Material for this exercise >>
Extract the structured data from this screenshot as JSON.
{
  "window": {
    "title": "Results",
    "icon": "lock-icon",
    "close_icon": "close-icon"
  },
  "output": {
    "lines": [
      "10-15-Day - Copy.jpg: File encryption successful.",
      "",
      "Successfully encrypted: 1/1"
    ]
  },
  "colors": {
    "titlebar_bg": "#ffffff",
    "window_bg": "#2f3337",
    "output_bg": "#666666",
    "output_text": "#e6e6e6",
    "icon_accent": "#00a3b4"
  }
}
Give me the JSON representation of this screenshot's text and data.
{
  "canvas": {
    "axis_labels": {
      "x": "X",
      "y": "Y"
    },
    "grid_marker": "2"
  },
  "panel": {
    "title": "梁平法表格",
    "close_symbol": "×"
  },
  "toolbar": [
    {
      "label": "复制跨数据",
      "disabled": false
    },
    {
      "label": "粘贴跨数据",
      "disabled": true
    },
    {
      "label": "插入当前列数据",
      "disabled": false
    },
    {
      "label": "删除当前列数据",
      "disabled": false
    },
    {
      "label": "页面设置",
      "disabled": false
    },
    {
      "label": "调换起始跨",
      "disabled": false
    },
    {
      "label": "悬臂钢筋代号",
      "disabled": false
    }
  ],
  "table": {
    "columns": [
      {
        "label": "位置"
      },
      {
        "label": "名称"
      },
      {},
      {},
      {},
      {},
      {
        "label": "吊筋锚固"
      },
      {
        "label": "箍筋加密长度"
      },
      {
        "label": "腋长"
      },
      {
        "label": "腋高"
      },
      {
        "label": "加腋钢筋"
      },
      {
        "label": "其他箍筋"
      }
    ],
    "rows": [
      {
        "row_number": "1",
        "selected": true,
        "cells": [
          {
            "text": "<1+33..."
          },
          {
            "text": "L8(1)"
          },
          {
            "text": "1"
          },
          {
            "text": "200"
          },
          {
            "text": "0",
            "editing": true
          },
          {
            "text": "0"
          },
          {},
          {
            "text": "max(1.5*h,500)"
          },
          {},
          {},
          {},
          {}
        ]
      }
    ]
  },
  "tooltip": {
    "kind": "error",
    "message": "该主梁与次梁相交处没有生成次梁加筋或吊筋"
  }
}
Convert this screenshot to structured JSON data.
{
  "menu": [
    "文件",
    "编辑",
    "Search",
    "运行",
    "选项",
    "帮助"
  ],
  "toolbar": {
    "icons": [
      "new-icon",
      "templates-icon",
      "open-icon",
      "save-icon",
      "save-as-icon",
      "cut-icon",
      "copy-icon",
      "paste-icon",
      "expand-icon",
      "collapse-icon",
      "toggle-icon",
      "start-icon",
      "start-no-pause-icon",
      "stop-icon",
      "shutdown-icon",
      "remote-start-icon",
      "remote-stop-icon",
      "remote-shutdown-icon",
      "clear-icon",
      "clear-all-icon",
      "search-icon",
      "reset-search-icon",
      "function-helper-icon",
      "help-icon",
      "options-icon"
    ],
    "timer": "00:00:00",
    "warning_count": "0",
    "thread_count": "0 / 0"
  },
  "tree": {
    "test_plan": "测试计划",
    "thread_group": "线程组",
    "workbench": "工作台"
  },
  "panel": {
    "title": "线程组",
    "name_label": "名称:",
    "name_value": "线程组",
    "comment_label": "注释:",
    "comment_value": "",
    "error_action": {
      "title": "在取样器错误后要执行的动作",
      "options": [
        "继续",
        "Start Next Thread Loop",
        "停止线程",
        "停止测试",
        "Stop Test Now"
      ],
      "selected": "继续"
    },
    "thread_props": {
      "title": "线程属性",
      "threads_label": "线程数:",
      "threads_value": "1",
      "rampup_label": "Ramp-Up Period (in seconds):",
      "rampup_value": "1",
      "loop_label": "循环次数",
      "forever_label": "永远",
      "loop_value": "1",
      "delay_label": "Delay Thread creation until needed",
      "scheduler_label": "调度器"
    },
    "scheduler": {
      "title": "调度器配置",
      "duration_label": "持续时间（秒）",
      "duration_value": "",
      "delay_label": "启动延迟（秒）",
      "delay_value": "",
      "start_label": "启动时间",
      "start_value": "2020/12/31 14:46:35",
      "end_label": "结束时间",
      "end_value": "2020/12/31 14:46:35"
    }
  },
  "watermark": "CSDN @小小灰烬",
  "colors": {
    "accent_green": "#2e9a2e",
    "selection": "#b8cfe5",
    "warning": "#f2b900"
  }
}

Problem details >>
Identify which lines contain the word "true" and copy each one.

Response to this task >>
      "disabled": true
        "selected": true,
            "editing": true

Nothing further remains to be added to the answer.